**To do**
Report each line of the data that has "toggle" somewhere in it.

--- Material provided ---

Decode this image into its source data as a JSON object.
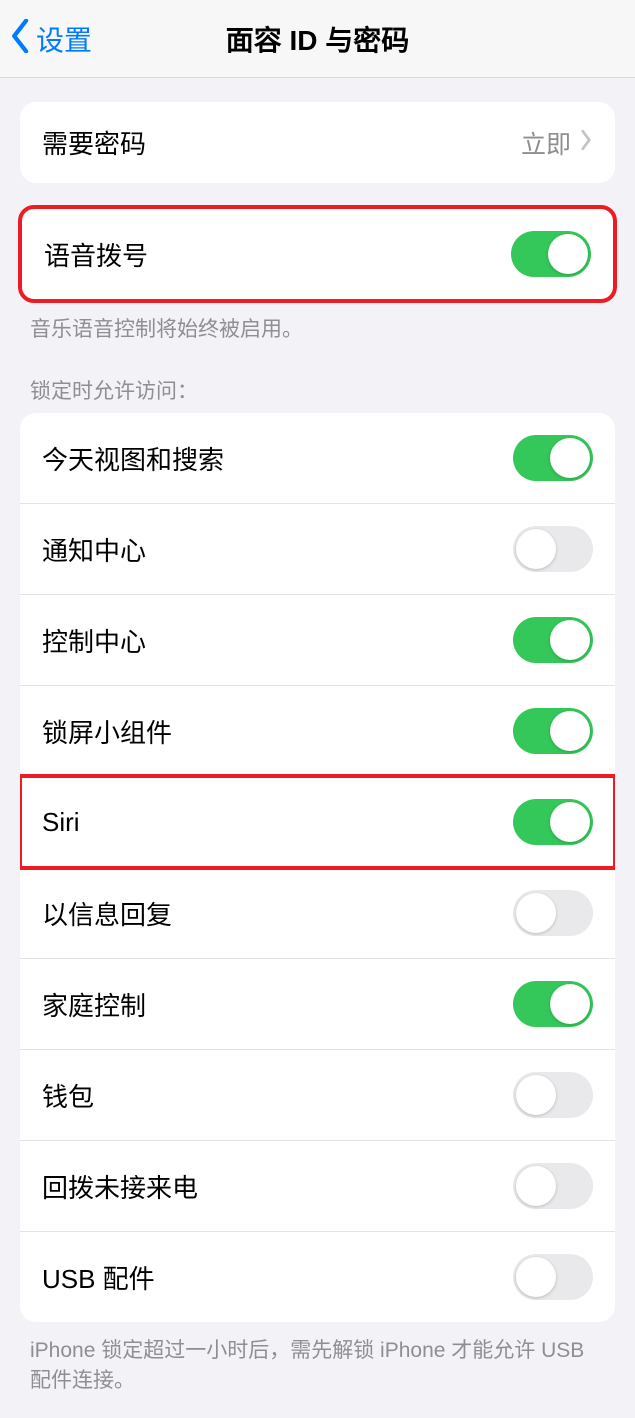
{
  "header": {
    "back_label": "设置",
    "title": "面容 ID 与密码"
  },
  "require_passcode": {
    "label": "需要密码",
    "value": "立即"
  },
  "voice_dial": {
    "label": "语音拨号",
    "on": true,
    "footnote": "音乐语音控制将始终被启用。"
  },
  "lock_access": {
    "header": "锁定时允许访问：",
    "items": [
      {
        "label": "今天视图和搜索",
        "on": true
      },
      {
        "label": "通知中心",
        "on": false
      },
      {
        "label": "控制中心",
        "on": true
      },
      {
        "label": "锁屏小组件",
        "on": true
      },
      {
        "label": "Siri",
        "on": true
      },
      {
        "label": "以信息回复",
        "on": false
      },
      {
        "label": "家庭控制",
        "on": true
      },
      {
        "label": "钱包",
        "on": false
      },
      {
        "label": "回拨未接来电",
        "on": false
      },
      {
        "label": "USB 配件",
        "on": false
      }
    ],
    "footnote": "iPhone 锁定超过一小时后，需先解锁 iPhone 才能允许 USB 配件连接。"
  }
}
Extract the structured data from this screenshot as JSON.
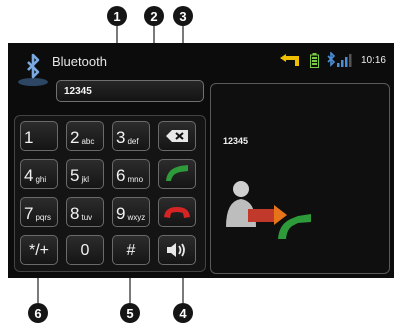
{
  "header": {
    "title": "Bluetooth",
    "time": "10:16"
  },
  "number_field": {
    "value": "12345"
  },
  "keypad": {
    "keys": [
      {
        "digit": "1",
        "letters": ""
      },
      {
        "digit": "2",
        "letters": "abc"
      },
      {
        "digit": "3",
        "letters": "def"
      },
      {
        "digit": "4",
        "letters": "ghi"
      },
      {
        "digit": "5",
        "letters": "jkl"
      },
      {
        "digit": "6",
        "letters": "mno"
      },
      {
        "digit": "7",
        "letters": "pqrs"
      },
      {
        "digit": "8",
        "letters": "tuv"
      },
      {
        "digit": "9",
        "letters": "wxyz"
      },
      {
        "digit": "*/+",
        "letters": ""
      },
      {
        "digit": "0",
        "letters": ""
      },
      {
        "digit": "#",
        "letters": ""
      }
    ]
  },
  "call_panel": {
    "number": "12345"
  },
  "callouts": [
    "1",
    "2",
    "3",
    "4",
    "5",
    "6"
  ],
  "colors": {
    "accept": "#2e9b3a",
    "reject": "#d62424",
    "accent": "#f0c000",
    "bt_blue": "#4a90d9"
  },
  "icons": [
    "bluetooth-icon",
    "navigation-arrow-icon",
    "battery-icon",
    "signal-strength-icon",
    "backspace-icon",
    "call-accept-icon",
    "call-end-icon",
    "speaker-volume-icon",
    "caller-transfer-icon"
  ]
}
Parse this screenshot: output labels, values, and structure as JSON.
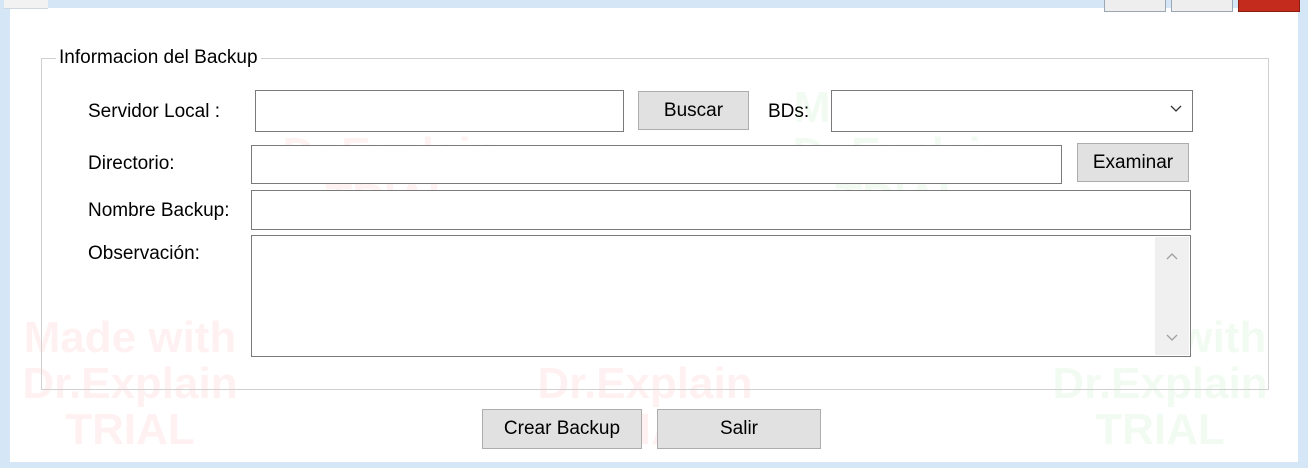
{
  "group": {
    "title": "Informacion del Backup"
  },
  "fields": {
    "servidor_label": "Servidor Local :",
    "servidor_value": "",
    "buscar_label": "Buscar",
    "bds_label": "BDs:",
    "bds_selected": "",
    "directorio_label": "Directorio:",
    "directorio_value": "",
    "examinar_label": "Examinar",
    "nombre_label": "Nombre Backup:",
    "nombre_value": "",
    "observacion_label": "Observación:",
    "observacion_value": ""
  },
  "actions": {
    "crear_label": "Crear Backup",
    "salir_label": "Salir"
  },
  "watermark": {
    "text": "Made with\nDr.Explain\nTRIAL"
  },
  "colors": {
    "window_border": "#d5e6f7",
    "button_face": "#e1e1e1",
    "close_button": "#c42b1c"
  }
}
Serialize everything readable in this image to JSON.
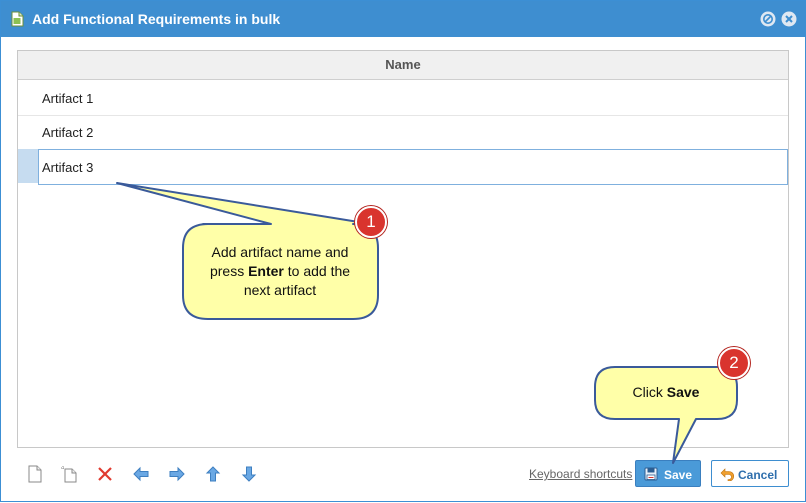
{
  "dialog": {
    "title": "Add Functional Requirements in bulk"
  },
  "grid": {
    "column_header": "Name",
    "rows": [
      {
        "name": "Artifact 1"
      },
      {
        "name": "Artifact 2"
      }
    ],
    "editing_value": "Artifact 3"
  },
  "callouts": {
    "step1": {
      "number": "1",
      "line1": "Add artifact name and",
      "line2_prefix": "press ",
      "line2_bold": "Enter",
      "line2_suffix": " to add the",
      "line3": "next artifact"
    },
    "step2": {
      "number": "2",
      "prefix": "Click ",
      "bold": "Save"
    }
  },
  "footer": {
    "keyboard_shortcuts": "Keyboard shortcuts",
    "save_label": "Save",
    "cancel_label": "Cancel"
  },
  "icons": {
    "title": "document-icon",
    "minimize": "minimize-icon",
    "close": "close-icon",
    "toolbar": [
      "new-row-icon",
      "insert-row-icon",
      "delete-icon",
      "outdent-icon",
      "indent-icon",
      "move-up-icon",
      "move-down-icon"
    ],
    "save": "floppy-disk-icon",
    "cancel": "undo-arrow-icon"
  },
  "colors": {
    "titlebar": "#3e8ed0",
    "callout_fill": "#ffffa8",
    "callout_stroke": "#3a5a9a",
    "badge": "#d9342e",
    "save_button": "#4a9ad8"
  }
}
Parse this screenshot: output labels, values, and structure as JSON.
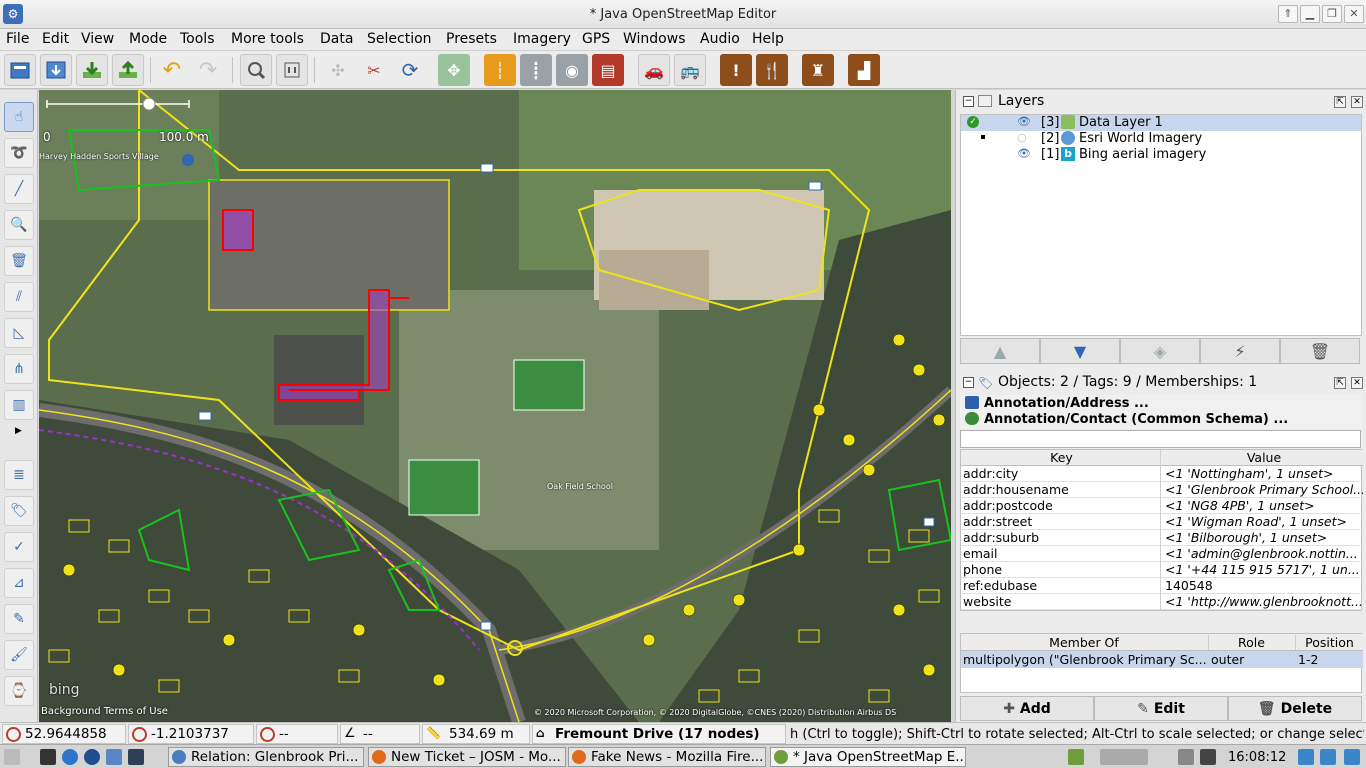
{
  "window": {
    "title": "* Java OpenStreetMap Editor",
    "app_icon": "josm-app-icon"
  },
  "menu": [
    "File",
    "Edit",
    "View",
    "Mode",
    "Tools",
    "More tools",
    "Data",
    "Selection",
    "Presets",
    "Imagery",
    "GPS",
    "Windows",
    "Audio",
    "Help"
  ],
  "toolbar_icons": [
    "open-icon",
    "save-icon",
    "download-icon",
    "upload-icon",
    "undo-icon",
    "redo-icon",
    "preferences-icon",
    "search-icon",
    "merge-nodes-icon",
    "split-way-icon",
    "refresh-icon",
    "aerial-imagery-icon",
    "road-icon",
    "rail-icon",
    "traffic-light-icon",
    "wall-icon",
    "car-icon",
    "bus-icon",
    "warning-icon",
    "restaurant-icon",
    "castle-icon",
    "factory-icon"
  ],
  "left_tools": [
    "select-icon",
    "lasso-icon",
    "draw-icon",
    "zoom-icon",
    "delete-icon",
    "parallel-icon",
    "angle-icon",
    "improve-way-icon",
    "extrude-icon",
    "more-icon",
    "layers-toggle-icon",
    "tags-toggle-icon",
    "validate-icon",
    "filter-icon",
    "measure-icon",
    "map-paint-icon",
    "history-icon"
  ],
  "map": {
    "scale_start": "0",
    "scale_end": "100.0 m",
    "label_school": "Oak Field School",
    "label_sports": "Harvey Hadden Sports Village",
    "attribution_left": "Background Terms of Use",
    "attribution_right": "© 2020 Microsoft Corporation, © 2020 DigitalGlobe, ©CNES (2020) Distribution Airbus DS",
    "bing_logo": "bing"
  },
  "layers": {
    "title": "Layers",
    "items": [
      {
        "num": "[3]",
        "name": "Data Layer 1",
        "selected": true
      },
      {
        "num": "[2]",
        "name": "Esri World Imagery",
        "selected": false
      },
      {
        "num": "[1]",
        "name": "Bing aerial imagery",
        "selected": false
      }
    ]
  },
  "objects": {
    "title": "Objects: 2 / Tags: 9 / Memberships: 1",
    "presets": [
      "Annotation/Address ...",
      "Annotation/Contact (Common Schema) ..."
    ],
    "key_header": "Key",
    "value_header": "Value",
    "tags": [
      {
        "k": "addr:city",
        "v": "<1 'Nottingham', 1 unset>"
      },
      {
        "k": "addr:housename",
        "v": "<1 'Glenbrook Primary School..."
      },
      {
        "k": "addr:postcode",
        "v": "<1 'NG8 4PB', 1 unset>"
      },
      {
        "k": "addr:street",
        "v": "<1 'Wigman Road', 1 unset>"
      },
      {
        "k": "addr:suburb",
        "v": "<1 'Bilborough', 1 unset>"
      },
      {
        "k": "email",
        "v": "<1 'admin@glenbrook.nottin..."
      },
      {
        "k": "phone",
        "v": "<1 '+44 115 915 5717', 1 un..."
      },
      {
        "k": "ref:edubase",
        "v": "140548"
      },
      {
        "k": "website",
        "v": "<1 'http://www.glenbrooknott..."
      }
    ],
    "members_header": {
      "member": "Member Of",
      "role": "Role",
      "position": "Position"
    },
    "members": [
      {
        "member": "multipolygon (\"Glenbrook Primary Sc...",
        "role": "outer",
        "position": "1-2"
      }
    ],
    "add": "Add",
    "edit": "Edit",
    "delete": "Delete"
  },
  "status": {
    "lat": "52.9644858",
    "lon": "-1.2103737",
    "heading": "--",
    "angle": "--",
    "distance": "534.69 m",
    "name": "Fremount Drive (17 nodes)",
    "help": "h (Ctrl to toggle); Shift-Ctrl to rotate selected; Alt-Ctrl to scale selected; or change selection"
  },
  "taskbar": {
    "tasks": [
      {
        "label": "Relation: Glenbrook Pri...",
        "color": "#4a7cc0"
      },
      {
        "label": "New Ticket – JOSM - Mo...",
        "color": "#e06a1c"
      },
      {
        "label": "Fake News - Mozilla Fire...",
        "color": "#e06a1c"
      },
      {
        "label": "* Java OpenStreetMap E...",
        "color": "#6e9e3a"
      }
    ],
    "clock": "16:08:12"
  },
  "colors": {
    "accent": "#3d6fb6",
    "selection": "#c7d6ec",
    "map_way": "#f0e21a",
    "map_selected": "#ff0000"
  }
}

---

**Response below**
    "layers-toggle-icon",
    "tags-toggle-icon",
    "help": "h (Ctrl to toggle); Shift-Ctrl to rotate selected; Alt-Ctrl to scale selected; or change selection"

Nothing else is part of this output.